Exercise set =>
1) In the Harris County mask mandate article, rewrite everything from "Houston Mayor Sylvester" down to "and possibly unconstitutional.", changing "vulnerable" to "at-risk".
2) Which face coverings does the Harris County mask mandate article call acceptable? Name them all.
3) Resume the article on the Harris County mask mandate after its final sentence.

*** Opening of Excerpted text ***

Harris County, Texas officials may learn the hard way the wisdom of never issuing an order they know will not be obeyed, as the Houston police union signaled it would exercise discretion in enforcing their face mask mandate.
Starting Monday, every resident of the third-largest county in the US will be subject to a fine if they are caught in public without some kind of face covering, county executive Judge Lina Hidalgo announced on Wednesday. The mandate applies to everyone over the age of 10 and will last at least 30 days, and maybe longer.
Hidalgo issues mask order in Harris County https://t.co/JAYGbCUu5c
Hidalgo went even further and said that “acceptable” coverings include a “homemade mask, scarf, bandana or handkerchief” but not N-95 respirators or medical masks, as those are needed by health workers.
“This is about personal responsibility,” she told reporters, adding that while the police will have discretion just as they do in enforcing her stay-at-home orders, there will be a fine of up to $1,000 with the goal of “getting residents to comply.”
Houston Mayor Sylvester Turner said he would announce a plan on Thursday to distribute 70,000 masks to “vulnerable” residents. That’s a drop in the proverbial bucket for Harris County’s more than 4.7 million residents.
Several hours earlier, the Houston police officers’ union denounced the incoming mask mandate as “idiotic” and possibly unconstitutional.
HPOU response to @LinaHidalgoTX draconian mask order: “Now we want to be very clear, HPOU believes everyone should be wearing a mask in public, in order to protect themselves from the virus and we are encouraging all of our officers to wear a mask. However, we draw the line…” pic.twitter.com/XbphfNYHii
“The last thing any of us need to do is kick our community while they are down,” wrote Lodge 110 President Joe Gamaldi, slamming Hidalgo’s “horrific leadership and echo-chamber decision making” for destroying the bridge between the residents and the police.

*** Close of Excerpted text ***
*** Opening of Extracted entries ***

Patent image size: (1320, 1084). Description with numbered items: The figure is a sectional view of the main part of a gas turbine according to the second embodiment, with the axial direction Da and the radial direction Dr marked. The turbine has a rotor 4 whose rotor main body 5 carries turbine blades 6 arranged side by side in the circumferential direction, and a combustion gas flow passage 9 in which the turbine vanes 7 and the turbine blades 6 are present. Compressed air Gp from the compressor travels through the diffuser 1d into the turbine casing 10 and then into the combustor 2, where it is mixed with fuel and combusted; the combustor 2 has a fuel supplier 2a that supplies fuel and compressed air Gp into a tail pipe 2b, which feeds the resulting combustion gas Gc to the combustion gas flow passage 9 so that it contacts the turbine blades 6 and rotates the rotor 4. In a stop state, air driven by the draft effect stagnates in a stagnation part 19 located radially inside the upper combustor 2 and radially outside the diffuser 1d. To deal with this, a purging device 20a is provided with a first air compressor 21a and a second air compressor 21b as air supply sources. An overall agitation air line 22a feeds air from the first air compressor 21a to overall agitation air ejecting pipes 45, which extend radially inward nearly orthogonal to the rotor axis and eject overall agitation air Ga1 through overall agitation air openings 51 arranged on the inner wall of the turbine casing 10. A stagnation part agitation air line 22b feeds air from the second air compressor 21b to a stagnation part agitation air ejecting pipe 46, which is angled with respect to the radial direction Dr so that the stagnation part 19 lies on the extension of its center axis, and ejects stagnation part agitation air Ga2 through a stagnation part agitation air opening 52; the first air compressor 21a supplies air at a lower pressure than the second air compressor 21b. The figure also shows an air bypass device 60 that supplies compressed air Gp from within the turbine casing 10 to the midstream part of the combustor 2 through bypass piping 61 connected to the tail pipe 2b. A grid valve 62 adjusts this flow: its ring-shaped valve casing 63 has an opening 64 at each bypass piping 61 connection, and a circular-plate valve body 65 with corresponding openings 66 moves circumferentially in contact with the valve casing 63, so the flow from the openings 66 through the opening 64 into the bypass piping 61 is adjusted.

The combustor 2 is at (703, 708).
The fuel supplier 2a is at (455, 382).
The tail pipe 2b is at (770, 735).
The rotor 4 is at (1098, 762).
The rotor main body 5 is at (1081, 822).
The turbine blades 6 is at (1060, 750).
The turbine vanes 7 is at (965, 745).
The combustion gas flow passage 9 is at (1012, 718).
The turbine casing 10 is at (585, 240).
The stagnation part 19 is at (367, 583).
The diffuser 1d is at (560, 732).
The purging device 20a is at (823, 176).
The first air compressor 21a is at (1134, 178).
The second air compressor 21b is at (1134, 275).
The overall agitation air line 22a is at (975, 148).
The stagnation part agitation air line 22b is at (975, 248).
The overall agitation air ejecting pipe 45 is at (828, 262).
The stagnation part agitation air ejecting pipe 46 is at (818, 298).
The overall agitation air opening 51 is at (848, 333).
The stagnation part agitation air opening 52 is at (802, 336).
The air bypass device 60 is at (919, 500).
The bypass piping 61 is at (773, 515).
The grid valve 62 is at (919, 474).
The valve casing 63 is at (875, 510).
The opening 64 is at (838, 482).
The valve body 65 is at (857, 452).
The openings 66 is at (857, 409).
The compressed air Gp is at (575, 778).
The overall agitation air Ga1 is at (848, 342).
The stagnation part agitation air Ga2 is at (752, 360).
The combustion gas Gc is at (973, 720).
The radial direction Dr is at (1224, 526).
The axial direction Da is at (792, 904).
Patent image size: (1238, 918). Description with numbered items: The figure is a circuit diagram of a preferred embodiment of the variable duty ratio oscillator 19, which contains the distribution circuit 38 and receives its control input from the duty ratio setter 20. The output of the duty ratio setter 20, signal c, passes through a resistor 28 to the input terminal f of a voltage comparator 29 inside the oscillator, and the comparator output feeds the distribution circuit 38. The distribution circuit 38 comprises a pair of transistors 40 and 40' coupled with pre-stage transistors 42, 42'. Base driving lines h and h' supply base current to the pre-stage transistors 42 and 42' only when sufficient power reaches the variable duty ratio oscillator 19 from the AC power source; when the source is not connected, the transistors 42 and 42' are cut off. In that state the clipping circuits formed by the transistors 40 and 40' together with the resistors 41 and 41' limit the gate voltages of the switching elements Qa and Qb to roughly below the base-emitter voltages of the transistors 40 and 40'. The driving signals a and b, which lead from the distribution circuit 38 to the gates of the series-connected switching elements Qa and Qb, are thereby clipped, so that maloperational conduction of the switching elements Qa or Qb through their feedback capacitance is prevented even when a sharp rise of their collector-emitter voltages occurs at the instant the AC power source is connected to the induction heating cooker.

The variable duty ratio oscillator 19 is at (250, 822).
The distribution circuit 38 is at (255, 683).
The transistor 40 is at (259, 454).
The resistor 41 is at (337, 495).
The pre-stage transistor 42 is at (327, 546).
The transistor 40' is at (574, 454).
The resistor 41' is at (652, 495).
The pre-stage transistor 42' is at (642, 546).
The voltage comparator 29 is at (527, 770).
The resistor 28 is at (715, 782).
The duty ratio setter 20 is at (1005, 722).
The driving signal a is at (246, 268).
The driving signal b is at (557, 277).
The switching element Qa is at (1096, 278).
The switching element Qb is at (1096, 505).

*** Close of Extracted entries ***

Written answers =>
1)
Houston Mayor Sylvester Turner said he would announce a plan on Thursday to distribute 70,000 masks to “at-risk” residents. That’s a drop in the proverbial bucket for Harris County’s more than 4.7 million residents.
Several hours earlier, the Houston police officers’ union denounced the incoming mask mandate as “idiotic” and possibly unconstitutional.

2) homemade mask, scarf, bandana, handkerchief

3)
Gamaldi reminded officers that they had discretion in enforcing the rule, and noted they were already overstretched by a drastic increase in violent crime – 35 percent more murders and 30 percent more burglaries, specifically.
Hidalgo’s mandate is more drastic than the one imposed last week by New York Governor Andrew Cuomo, which only requires the wearing of masks in public “when not social distancing.”
Yet Harris County has had a total of 4,823 cases of Covid-19 and 75 deaths as of Wednesday, while Cuomo’s state had over 251,000 cases and 14,887 deaths in New York City alone. The entire state of Texas had 20,196 registered cases and 517 fatalities.
Even as she handed down the mask mandate, Hidalgo was reportedly moving to close down the 250-bed Covid-19 hospital built at great expense in a Houston park, because it is sitting empty. The project’s price tag was estimated at $60 million, though Harris County taxpayers may be down “only” $4.25 million if and when the federal government reimburses them.
Texas Lieutenant Governor Dan Patrick brought up the hospital in criticizing Hidalgo for “government overreach,” noting that these kinds of policies feed public anger “and rightfully so.”
On the same day they are moving to close $60M hospital because it wasn’t needed @LinaHidalgoTX orders mandatory masks in Harris Cnty — the ultimate government overreach. These kind of confused government policies fuel public anger — and rightfully so. https://t.co/TLgeG1TVFc
The rift between the judge and the lieutenant-governor is both generational and political. Hidalgo is a self-described progressive Democrat and “proud immigrant” who came to the US as a refugee from Colombia in 2005, and narrowly won the election in 2018. Patrick is a Republican who has attracted media attention for advocating the reopening of the US economy even if that means the elderly, like him – who are most at risk from the virus – may get sick and die.
With coronavirus closures putting over 22 million Americans out of work, there has been growing pressure on state and local officials to at least partially open up the economy. While police in some jurisdictions have refused to implement some of the more draconian measures, there have been cases in others that have attracted national attention.